**SET EXERCISE:**
Tally the lines below that contain the word "Test", and give only that number.

**MATERIAL FOR THE TASK:**
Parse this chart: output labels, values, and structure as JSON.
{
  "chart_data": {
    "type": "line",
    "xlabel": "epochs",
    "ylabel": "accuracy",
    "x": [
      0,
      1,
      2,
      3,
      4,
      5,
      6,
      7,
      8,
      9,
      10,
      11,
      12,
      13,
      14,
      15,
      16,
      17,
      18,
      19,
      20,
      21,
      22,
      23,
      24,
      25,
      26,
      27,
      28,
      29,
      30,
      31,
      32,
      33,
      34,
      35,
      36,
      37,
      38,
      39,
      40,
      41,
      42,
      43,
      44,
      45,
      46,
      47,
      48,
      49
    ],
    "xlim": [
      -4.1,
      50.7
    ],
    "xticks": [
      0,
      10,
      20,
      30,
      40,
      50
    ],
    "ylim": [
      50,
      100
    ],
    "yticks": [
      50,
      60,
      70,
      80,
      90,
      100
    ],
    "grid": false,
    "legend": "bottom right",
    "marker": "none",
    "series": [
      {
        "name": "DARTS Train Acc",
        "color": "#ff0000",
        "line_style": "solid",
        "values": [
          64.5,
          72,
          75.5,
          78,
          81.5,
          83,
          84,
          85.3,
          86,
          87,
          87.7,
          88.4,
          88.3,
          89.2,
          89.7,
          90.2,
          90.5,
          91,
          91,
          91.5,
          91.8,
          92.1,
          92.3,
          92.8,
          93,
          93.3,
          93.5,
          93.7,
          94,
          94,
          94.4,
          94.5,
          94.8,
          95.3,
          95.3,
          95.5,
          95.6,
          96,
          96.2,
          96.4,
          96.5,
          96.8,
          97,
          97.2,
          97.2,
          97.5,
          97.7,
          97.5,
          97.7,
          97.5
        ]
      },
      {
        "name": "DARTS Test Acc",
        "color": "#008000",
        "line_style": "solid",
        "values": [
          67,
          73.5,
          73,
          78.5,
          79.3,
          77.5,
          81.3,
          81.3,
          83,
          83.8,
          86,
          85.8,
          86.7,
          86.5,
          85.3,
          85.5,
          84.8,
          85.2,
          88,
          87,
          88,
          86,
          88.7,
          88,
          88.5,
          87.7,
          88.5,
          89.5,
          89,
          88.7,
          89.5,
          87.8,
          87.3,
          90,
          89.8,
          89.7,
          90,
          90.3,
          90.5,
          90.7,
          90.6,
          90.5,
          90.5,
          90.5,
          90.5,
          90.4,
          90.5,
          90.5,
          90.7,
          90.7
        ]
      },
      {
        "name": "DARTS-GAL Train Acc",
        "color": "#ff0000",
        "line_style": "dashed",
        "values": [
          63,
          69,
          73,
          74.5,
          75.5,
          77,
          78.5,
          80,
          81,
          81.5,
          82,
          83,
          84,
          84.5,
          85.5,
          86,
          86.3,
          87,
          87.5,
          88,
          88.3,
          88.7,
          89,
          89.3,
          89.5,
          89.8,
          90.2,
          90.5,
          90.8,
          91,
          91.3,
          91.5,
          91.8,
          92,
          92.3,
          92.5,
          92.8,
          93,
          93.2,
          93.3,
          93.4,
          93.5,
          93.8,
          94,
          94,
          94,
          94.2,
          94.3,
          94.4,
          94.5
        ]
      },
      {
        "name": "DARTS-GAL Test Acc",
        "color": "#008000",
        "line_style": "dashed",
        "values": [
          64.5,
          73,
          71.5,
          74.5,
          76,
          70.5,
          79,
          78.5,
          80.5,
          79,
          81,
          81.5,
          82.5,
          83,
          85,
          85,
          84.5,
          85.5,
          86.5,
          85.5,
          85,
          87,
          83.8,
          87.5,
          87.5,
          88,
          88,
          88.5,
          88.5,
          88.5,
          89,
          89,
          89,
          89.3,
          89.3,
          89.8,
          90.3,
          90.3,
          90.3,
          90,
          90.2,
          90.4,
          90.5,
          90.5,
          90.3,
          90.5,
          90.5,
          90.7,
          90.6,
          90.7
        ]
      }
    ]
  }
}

**EXERCISE SOLUTION:**
2